Document -
--------
Il est très difficile d’évaluer le degré de mobilisationdes enseignants sur la question coloniale. Il y a peu de traces de leur action dans les archives. Une partie des informations dont nous disposons concerne le cadre syndical or des adhérents ( sont-ils nombreux ? ) ne s’inscrivent que pour des raisons matérielles et s’abstiennent souvent d’assister aux réunions. Ils ont pu mal accepter la politisation et l’engagement officiel de leur syndicat en faveur de la décolonisation, sans l’exprimer. Les problèmes d’Outre-Mer ne sont donc pas forcément une priorité pour tous. Les enseignants n’ont pas non plus agi seuls. Ils ont eu tendance à se rapprocher des autres syndicats et des partis politiques pour donner à leur action plus d’efficacité. Il est difficile de faire la part de leur influence dans « les comités de vigilance » qui se créent à cette époque, par exemple. Les plus actifs, seuls, apparaissent dans les documents d’archives, représentaient-ils la majorité ?
Quelques tendances générales sont toutefois perceptibles. L’agitation est loin d’avoir été aussi forte qu’à Paris où des rassemblements plus importants et des noms plus célèbres ont donné plus de rayonnement aux positions défendues. L’étude des archives de l’Académie de Grenoble nous a permis de constater l’absence apparente de prise en compte d’évènements, qui ont provoqué une grande mobilisation en France. C’est le cas, par exemple du bombardement de Sakhiet ou de l’appel des 121 sur le droit à l’insoumission. On constate aussi que les actions sont très inégales selon les régions. Elles paraissent de loin les plus importantes à Grenoble, alors qu’elles n’ont laissé pratiquement aucune trace dans des régions plus excentriques de l’académie.
--------
Données fournies -
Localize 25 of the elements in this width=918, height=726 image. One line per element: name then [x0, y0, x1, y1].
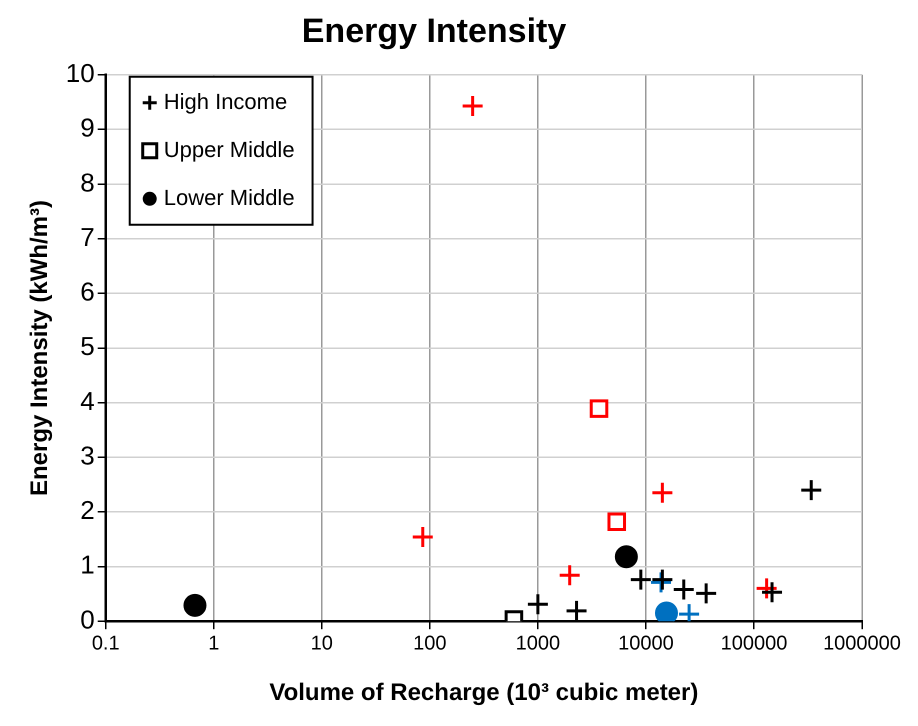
--------
À faire -
[1] D'après le texte, quels événements ayant provoqué une grande mobilisation en France semblent absents des archives de l'Académie de Grenoble ?
[2] Relevez dans le texte toutes les attitudes attribuées aux adhérents du syndicat.
Les lignes ne servent à rien dans ce travail.

Réponses dans l'ordre -
[1] Le bombardement de Sakhiet et l'appel des 121 sur le droit à l'insoumission.

[2]
- Ils ne s'inscrivent que pour des raisons matérielles.
- Ils s'abstiennent souvent d'assister aux réunions.
- Ils ont pu mal accepter la politisation et l'engagement officiel de leur syndicat en faveur de la décolonisation, sans l'exprimer.